» **What the exercise asks**: Copy each line below in which the word "JSON" occurs.

» **Records for this exercise**:
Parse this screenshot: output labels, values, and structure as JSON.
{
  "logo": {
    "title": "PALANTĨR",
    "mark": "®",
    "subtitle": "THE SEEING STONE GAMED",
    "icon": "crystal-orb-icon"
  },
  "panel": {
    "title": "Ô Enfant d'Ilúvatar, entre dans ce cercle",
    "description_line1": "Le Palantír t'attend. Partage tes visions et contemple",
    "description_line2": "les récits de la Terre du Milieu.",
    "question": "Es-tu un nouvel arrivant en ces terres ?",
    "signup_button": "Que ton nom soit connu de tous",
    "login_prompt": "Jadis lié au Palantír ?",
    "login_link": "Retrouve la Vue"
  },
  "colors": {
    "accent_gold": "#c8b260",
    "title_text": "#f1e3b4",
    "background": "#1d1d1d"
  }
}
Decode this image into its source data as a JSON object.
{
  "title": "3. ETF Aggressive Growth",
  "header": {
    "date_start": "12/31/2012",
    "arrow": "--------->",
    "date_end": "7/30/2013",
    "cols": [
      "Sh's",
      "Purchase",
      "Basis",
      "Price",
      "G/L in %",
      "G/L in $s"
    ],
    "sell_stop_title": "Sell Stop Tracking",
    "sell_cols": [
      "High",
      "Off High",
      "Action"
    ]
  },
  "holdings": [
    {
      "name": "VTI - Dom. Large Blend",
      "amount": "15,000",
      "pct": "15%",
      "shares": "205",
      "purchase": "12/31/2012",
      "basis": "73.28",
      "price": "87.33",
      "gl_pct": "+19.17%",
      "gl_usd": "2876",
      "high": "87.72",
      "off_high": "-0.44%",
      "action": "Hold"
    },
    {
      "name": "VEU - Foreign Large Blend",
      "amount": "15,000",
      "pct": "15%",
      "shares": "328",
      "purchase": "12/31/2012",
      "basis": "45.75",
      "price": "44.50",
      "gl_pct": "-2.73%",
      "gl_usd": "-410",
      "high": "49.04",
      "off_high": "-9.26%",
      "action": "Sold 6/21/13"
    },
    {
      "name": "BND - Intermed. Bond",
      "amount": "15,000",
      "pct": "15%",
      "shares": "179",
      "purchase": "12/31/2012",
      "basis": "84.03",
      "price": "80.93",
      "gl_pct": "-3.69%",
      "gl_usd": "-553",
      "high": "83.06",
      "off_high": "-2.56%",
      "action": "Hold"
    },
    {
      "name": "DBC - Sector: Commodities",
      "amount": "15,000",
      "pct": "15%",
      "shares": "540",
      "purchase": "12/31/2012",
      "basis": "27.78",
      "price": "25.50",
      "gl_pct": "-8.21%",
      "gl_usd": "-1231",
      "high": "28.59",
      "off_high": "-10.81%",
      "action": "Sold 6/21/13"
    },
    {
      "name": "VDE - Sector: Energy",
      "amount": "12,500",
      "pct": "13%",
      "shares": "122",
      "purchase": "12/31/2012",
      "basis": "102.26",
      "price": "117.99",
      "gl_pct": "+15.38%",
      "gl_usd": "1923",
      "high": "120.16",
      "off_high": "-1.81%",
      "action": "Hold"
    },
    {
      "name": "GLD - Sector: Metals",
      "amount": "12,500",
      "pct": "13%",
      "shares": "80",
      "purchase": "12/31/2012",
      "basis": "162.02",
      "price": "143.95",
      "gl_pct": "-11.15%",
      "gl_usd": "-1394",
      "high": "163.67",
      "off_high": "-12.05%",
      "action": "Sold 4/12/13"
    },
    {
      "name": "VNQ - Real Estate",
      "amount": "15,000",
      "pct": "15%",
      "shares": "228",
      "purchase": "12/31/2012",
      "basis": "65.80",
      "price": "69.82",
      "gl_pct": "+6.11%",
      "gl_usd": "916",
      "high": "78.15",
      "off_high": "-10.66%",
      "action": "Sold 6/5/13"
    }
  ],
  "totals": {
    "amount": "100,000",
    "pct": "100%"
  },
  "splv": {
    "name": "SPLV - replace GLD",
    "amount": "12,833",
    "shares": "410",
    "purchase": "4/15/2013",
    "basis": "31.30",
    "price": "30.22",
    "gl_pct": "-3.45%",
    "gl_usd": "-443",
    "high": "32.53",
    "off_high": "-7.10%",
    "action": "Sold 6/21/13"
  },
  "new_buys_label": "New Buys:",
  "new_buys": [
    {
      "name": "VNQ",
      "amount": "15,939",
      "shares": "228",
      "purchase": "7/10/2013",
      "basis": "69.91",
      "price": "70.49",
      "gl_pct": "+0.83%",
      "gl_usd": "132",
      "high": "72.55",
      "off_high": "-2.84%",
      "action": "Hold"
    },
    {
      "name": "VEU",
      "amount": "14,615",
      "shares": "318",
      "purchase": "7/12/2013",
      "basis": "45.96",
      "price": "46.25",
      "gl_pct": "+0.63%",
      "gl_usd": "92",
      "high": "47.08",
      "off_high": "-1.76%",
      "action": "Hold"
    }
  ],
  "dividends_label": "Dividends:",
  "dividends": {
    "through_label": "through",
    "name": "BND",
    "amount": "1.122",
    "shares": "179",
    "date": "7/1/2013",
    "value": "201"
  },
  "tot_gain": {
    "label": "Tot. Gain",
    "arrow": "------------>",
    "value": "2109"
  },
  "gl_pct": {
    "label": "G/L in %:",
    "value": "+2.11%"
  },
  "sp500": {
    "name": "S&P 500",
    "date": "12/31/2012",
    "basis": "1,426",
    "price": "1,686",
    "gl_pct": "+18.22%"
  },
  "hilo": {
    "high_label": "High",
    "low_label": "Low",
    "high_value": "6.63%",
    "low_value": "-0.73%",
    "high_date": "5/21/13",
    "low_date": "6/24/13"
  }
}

» **Task result**:
Parse this screenshot: output labels, values, and structure as JSON.
Decode this image into its source data as a JSON object.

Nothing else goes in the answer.